ENTRIES start

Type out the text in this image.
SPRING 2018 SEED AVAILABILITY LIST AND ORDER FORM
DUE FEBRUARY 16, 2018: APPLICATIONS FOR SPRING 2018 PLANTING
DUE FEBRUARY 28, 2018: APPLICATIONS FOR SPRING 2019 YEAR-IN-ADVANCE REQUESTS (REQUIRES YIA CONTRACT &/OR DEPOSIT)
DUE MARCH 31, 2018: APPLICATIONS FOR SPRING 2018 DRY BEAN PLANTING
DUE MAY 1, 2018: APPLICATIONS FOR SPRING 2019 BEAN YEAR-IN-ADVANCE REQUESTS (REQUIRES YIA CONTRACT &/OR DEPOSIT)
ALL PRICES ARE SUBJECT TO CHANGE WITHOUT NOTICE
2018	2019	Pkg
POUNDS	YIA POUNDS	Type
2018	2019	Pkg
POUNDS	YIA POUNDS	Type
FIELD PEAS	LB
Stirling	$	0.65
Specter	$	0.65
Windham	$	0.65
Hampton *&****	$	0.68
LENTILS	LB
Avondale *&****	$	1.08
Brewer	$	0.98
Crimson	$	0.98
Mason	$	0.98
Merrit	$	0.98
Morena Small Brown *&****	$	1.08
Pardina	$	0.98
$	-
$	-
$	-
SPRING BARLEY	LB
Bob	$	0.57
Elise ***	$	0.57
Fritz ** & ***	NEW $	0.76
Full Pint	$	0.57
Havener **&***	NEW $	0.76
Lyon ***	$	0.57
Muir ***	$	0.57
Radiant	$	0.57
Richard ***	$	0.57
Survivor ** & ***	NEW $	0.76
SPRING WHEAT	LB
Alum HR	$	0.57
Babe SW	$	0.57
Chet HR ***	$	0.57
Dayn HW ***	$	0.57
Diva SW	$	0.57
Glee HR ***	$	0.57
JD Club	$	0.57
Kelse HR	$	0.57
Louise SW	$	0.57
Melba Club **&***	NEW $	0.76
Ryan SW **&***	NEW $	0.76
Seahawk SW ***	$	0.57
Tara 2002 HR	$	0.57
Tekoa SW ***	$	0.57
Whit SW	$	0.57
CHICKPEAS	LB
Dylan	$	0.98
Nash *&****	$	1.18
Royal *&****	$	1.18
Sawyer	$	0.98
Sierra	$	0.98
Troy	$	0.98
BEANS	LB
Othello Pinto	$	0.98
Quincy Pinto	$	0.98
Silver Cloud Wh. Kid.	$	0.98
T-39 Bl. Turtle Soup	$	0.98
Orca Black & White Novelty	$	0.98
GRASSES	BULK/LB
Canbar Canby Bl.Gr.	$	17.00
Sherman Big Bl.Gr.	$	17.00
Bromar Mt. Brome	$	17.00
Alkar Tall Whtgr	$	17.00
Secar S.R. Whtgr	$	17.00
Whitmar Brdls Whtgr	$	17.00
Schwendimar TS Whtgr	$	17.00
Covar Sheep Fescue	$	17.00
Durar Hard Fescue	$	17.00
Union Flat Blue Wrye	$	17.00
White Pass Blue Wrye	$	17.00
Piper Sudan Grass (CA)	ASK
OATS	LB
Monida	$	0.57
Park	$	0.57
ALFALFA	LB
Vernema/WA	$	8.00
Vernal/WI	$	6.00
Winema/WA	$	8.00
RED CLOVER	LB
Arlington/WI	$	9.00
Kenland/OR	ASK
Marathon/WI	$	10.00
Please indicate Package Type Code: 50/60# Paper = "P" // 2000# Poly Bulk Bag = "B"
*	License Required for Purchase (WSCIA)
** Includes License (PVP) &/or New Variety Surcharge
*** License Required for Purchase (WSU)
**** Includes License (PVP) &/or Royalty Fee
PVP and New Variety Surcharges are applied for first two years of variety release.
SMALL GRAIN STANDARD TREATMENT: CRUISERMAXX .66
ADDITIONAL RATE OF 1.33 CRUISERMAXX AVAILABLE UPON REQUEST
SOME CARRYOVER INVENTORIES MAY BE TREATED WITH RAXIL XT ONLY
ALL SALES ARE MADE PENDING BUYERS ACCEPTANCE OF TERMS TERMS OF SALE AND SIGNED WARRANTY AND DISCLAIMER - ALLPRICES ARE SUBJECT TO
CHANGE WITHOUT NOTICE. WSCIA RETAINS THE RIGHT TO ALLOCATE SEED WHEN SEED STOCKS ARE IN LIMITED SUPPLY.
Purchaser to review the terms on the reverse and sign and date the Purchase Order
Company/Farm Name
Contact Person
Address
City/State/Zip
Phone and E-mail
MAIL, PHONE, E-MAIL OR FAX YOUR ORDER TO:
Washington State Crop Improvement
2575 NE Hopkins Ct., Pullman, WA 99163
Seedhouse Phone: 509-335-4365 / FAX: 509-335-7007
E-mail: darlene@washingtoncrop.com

ENTRIES end

§ WORK INSTRUCTIONS: Pick out and copy the lines of the entries that hold the string "State".

§ TASK ANSWER:
City/State/Zip
Washington State Crop Improvement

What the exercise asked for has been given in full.